- Aim of the task -
Where a line contains the word "Suppliers", copy that line.

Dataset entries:
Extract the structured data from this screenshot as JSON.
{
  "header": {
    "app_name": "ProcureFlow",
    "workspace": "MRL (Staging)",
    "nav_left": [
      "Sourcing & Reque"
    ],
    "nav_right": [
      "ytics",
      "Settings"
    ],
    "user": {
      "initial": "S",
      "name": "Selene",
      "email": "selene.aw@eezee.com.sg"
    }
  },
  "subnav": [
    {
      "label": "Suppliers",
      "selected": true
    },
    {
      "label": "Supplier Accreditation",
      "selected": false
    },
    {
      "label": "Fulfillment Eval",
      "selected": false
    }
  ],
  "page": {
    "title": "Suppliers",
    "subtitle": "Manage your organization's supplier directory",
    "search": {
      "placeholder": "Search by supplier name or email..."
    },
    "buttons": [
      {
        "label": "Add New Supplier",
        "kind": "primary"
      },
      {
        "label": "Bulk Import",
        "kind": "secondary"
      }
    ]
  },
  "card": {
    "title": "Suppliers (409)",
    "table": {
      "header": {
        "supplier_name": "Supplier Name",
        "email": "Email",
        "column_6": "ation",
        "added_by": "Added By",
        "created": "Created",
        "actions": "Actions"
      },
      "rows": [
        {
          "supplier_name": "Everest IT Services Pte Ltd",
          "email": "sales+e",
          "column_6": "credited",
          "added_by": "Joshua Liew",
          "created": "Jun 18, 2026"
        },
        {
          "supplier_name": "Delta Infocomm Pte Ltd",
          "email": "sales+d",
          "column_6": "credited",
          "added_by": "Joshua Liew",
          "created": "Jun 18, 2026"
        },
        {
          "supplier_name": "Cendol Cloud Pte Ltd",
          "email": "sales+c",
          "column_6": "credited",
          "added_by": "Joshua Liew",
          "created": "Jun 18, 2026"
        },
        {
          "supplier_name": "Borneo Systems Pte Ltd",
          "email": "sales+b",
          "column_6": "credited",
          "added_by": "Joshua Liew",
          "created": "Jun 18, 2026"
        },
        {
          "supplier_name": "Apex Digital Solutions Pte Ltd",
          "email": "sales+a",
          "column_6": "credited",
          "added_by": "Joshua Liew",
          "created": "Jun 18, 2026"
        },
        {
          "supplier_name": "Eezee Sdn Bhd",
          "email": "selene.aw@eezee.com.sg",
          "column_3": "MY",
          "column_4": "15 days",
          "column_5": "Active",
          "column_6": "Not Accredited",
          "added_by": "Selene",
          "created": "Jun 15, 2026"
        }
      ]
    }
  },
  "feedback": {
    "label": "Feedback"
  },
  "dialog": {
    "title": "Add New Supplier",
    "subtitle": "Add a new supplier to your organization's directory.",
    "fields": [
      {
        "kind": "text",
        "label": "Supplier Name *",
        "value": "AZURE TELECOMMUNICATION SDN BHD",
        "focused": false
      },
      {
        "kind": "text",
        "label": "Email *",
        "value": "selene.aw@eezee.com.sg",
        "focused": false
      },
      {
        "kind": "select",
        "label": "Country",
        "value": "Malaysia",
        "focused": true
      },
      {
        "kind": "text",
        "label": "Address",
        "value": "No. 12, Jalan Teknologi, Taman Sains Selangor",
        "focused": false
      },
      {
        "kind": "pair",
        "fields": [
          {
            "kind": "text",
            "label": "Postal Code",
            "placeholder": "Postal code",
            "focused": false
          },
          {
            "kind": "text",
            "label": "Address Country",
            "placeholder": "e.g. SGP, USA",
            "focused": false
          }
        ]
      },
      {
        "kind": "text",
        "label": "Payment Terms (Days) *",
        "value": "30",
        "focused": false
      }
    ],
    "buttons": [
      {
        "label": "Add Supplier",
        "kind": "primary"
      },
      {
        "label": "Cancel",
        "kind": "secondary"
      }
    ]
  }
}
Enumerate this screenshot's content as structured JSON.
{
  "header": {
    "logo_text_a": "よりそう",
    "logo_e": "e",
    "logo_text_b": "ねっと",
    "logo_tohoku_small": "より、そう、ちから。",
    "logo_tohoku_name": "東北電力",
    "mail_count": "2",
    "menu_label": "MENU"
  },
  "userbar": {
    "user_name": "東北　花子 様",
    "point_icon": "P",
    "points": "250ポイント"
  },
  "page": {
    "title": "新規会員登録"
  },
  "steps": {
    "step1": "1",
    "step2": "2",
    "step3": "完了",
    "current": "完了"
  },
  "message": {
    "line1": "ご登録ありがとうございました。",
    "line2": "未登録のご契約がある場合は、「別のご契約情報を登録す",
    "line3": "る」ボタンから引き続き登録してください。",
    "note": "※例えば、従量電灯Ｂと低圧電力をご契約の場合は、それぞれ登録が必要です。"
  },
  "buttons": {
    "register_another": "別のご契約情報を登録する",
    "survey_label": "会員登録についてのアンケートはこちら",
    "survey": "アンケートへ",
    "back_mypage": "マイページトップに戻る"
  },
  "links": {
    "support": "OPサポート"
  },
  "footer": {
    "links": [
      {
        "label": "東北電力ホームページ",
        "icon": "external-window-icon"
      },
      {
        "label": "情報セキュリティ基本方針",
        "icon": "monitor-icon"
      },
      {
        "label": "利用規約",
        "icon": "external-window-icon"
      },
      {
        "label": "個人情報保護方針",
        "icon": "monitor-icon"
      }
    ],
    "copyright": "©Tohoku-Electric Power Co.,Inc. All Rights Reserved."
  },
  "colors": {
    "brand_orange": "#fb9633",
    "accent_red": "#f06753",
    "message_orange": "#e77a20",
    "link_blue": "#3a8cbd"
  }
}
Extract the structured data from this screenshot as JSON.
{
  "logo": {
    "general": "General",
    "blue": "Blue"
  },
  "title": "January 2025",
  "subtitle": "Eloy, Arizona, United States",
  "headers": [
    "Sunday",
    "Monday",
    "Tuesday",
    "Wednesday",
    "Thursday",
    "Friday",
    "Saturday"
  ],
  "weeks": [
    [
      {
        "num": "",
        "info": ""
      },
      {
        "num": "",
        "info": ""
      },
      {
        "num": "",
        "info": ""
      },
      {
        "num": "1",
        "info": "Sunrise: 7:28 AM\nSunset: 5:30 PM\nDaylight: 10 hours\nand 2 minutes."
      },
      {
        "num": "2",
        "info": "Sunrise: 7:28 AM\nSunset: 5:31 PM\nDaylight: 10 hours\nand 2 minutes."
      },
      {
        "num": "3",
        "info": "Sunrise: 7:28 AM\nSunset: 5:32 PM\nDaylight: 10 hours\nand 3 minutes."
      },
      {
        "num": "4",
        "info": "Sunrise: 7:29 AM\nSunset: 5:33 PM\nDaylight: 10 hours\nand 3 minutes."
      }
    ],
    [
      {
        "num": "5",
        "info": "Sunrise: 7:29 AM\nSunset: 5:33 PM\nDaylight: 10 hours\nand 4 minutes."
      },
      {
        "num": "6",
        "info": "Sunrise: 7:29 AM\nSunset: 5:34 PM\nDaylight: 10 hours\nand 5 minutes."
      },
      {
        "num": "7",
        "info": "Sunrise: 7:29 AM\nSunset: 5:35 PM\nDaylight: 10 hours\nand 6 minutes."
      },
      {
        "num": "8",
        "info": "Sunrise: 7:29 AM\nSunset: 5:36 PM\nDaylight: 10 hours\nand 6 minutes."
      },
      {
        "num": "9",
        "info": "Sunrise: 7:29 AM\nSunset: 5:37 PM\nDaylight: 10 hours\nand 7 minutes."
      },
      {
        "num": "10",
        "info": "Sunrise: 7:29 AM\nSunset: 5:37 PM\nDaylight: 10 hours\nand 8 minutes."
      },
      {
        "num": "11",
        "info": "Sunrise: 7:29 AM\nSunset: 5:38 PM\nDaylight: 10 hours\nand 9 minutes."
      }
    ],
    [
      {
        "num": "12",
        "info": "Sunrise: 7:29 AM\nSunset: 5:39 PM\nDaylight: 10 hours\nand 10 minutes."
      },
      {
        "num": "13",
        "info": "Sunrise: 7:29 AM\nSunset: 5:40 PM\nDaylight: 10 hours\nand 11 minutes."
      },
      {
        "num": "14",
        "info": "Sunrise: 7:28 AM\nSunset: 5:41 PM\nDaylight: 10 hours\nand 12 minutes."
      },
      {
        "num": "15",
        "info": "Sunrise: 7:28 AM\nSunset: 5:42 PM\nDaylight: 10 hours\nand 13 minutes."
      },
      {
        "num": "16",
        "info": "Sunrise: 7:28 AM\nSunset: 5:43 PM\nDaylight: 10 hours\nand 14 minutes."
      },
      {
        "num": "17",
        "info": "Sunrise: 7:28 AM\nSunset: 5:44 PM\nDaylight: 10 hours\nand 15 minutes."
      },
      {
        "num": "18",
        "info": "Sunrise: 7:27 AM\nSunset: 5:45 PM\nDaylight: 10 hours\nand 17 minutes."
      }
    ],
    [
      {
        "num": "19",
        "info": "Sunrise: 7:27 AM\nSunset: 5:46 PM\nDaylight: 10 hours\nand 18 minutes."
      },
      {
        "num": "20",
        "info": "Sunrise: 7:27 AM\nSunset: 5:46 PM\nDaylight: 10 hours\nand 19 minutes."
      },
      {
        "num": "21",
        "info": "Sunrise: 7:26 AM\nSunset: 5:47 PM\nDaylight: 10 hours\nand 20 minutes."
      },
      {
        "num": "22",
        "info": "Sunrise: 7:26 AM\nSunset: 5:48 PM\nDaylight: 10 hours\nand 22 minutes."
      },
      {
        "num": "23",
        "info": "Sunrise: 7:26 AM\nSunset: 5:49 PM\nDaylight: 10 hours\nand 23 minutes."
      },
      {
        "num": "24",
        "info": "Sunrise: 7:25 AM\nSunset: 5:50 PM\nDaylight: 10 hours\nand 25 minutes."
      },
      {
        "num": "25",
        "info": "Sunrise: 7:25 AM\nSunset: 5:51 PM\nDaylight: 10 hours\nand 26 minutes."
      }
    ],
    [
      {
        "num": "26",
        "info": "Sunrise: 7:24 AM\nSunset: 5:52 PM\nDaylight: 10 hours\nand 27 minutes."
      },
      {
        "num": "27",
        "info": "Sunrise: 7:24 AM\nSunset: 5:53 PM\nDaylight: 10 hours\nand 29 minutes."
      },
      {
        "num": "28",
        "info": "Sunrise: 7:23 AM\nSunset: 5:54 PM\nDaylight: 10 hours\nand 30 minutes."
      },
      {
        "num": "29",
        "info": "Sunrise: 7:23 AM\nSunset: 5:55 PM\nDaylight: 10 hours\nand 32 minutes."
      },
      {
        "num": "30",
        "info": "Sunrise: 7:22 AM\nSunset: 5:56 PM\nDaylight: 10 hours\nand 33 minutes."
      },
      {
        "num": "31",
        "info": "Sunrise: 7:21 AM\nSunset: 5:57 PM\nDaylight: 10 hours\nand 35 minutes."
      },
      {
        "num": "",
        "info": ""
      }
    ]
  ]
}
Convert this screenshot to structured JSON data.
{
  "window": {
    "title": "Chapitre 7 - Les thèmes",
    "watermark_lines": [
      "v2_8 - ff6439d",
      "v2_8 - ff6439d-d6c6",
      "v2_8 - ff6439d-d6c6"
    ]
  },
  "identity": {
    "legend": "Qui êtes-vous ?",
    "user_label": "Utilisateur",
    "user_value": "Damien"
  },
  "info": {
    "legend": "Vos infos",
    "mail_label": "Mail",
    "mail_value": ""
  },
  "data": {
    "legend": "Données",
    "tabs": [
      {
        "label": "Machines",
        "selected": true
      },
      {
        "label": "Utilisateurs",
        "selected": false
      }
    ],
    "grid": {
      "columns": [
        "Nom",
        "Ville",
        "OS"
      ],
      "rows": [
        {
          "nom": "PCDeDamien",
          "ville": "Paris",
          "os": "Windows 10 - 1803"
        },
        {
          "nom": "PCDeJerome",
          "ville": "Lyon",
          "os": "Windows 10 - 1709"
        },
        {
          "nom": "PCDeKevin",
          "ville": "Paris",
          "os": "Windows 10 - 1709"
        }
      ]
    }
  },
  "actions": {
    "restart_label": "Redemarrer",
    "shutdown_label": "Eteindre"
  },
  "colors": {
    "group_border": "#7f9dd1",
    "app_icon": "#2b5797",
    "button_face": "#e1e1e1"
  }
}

- Reply to the task -
      "label": "Suppliers",
    "title": "Suppliers",
    "title": "Suppliers (409)",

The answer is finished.